::: MATERIALS PROVIDED :::
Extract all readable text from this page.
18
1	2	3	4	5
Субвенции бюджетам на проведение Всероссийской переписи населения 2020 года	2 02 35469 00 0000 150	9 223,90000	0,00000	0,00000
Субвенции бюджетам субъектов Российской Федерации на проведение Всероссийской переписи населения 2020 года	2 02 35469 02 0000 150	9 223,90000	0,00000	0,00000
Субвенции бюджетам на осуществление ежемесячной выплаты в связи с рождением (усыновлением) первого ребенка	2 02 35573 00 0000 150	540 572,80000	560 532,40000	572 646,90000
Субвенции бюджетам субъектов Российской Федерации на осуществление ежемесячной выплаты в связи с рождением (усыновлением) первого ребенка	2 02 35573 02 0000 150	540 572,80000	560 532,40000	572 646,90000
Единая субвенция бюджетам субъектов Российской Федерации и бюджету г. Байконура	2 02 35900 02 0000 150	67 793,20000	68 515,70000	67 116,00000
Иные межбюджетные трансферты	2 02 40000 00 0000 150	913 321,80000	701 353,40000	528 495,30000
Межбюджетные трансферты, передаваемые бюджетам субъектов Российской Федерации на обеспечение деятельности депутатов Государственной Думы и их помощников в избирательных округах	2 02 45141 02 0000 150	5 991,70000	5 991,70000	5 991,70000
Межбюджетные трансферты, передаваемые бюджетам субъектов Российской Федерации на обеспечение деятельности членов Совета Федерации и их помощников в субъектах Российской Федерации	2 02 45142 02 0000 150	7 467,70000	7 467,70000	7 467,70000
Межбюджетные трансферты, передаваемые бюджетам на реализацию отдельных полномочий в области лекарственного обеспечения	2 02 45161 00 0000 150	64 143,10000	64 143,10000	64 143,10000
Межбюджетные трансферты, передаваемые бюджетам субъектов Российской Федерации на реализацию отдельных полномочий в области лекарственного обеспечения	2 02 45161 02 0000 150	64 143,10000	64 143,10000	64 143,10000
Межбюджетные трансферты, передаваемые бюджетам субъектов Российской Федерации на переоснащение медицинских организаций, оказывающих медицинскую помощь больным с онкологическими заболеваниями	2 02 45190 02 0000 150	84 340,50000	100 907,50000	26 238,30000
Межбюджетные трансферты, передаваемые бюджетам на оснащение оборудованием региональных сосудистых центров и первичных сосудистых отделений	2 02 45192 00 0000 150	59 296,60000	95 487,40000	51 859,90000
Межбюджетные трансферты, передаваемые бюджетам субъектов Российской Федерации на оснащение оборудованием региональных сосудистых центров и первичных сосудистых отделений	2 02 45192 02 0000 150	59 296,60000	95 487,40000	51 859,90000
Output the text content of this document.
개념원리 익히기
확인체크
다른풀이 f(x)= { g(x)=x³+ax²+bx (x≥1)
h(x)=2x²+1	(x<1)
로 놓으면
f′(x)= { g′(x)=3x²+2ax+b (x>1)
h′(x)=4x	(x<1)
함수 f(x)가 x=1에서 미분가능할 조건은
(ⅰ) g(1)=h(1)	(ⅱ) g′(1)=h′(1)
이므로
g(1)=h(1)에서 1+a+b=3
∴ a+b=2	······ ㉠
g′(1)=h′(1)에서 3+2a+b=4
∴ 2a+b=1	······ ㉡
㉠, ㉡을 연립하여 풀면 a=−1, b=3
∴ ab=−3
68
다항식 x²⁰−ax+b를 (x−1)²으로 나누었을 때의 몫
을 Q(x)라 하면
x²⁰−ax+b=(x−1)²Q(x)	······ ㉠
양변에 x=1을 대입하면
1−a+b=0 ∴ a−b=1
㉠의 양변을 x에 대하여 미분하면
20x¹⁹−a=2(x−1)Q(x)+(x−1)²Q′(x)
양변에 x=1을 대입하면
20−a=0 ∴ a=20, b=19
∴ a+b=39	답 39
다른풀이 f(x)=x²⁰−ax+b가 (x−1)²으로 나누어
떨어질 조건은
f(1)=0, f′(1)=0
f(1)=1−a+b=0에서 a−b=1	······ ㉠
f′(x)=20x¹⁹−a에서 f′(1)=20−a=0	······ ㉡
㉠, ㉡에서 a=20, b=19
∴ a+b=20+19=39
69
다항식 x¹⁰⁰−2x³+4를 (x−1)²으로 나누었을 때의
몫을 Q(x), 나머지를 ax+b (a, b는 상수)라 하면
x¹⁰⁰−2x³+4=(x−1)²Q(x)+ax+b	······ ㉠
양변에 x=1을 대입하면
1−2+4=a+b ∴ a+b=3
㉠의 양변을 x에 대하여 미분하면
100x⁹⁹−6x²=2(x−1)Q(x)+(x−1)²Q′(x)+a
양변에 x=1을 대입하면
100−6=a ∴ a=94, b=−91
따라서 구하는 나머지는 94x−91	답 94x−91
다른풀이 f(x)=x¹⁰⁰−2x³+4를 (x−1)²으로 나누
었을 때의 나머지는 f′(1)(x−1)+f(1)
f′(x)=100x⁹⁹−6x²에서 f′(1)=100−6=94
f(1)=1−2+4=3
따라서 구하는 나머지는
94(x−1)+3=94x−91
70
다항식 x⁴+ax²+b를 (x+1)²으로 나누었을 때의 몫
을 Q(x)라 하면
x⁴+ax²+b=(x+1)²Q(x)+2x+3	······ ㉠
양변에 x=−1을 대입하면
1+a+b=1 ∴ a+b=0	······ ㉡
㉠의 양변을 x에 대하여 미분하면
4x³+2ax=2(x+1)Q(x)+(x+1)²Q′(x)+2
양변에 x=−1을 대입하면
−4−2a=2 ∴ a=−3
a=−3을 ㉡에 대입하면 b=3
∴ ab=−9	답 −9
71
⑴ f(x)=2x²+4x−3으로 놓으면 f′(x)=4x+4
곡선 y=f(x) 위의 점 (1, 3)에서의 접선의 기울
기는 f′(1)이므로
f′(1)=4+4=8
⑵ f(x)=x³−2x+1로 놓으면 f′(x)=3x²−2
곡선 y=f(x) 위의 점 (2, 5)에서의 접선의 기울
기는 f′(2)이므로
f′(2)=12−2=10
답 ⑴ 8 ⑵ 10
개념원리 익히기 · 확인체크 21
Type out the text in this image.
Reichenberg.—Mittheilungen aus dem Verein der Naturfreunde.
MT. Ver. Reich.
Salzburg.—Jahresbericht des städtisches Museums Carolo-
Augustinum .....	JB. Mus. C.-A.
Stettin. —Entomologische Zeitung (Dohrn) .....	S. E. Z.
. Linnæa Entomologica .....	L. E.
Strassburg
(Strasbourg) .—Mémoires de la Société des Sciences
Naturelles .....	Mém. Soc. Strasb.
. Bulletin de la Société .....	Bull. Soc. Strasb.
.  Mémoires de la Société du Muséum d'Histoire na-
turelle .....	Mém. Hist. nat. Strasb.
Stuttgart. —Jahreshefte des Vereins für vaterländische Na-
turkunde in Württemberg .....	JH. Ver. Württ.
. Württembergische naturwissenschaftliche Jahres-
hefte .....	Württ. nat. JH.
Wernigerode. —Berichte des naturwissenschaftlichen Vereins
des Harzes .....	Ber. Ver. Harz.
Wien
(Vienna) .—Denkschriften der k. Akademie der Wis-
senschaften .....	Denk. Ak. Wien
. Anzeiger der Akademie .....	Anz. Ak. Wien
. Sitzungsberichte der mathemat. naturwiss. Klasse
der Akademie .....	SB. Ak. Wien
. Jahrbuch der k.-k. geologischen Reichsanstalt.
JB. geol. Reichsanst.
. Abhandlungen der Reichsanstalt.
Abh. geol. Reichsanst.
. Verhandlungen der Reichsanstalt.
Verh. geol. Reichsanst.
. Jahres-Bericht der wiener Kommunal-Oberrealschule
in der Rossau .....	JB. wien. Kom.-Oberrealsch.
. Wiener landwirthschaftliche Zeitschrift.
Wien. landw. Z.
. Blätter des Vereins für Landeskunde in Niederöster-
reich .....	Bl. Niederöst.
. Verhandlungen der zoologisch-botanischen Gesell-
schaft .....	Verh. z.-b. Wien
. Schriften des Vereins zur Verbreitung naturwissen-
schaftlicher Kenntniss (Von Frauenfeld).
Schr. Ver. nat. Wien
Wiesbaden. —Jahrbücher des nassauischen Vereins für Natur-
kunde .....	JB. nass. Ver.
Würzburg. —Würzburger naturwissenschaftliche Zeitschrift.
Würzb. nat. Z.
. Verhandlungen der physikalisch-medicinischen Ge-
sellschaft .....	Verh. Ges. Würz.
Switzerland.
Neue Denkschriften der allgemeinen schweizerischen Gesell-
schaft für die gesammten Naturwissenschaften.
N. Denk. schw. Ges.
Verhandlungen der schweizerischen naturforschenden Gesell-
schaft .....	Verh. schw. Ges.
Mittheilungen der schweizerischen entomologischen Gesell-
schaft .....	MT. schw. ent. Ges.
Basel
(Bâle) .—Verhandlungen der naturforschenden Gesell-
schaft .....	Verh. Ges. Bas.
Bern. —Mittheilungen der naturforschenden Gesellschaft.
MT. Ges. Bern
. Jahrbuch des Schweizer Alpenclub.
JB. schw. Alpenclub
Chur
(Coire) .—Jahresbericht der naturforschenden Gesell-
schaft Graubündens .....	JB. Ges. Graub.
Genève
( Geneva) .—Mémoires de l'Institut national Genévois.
:::
## PROBLEM STATEMENT
Count the lines that hold the string "переписи", and reply with that number alone.

## SOLUTION TO THE PROBLEM
2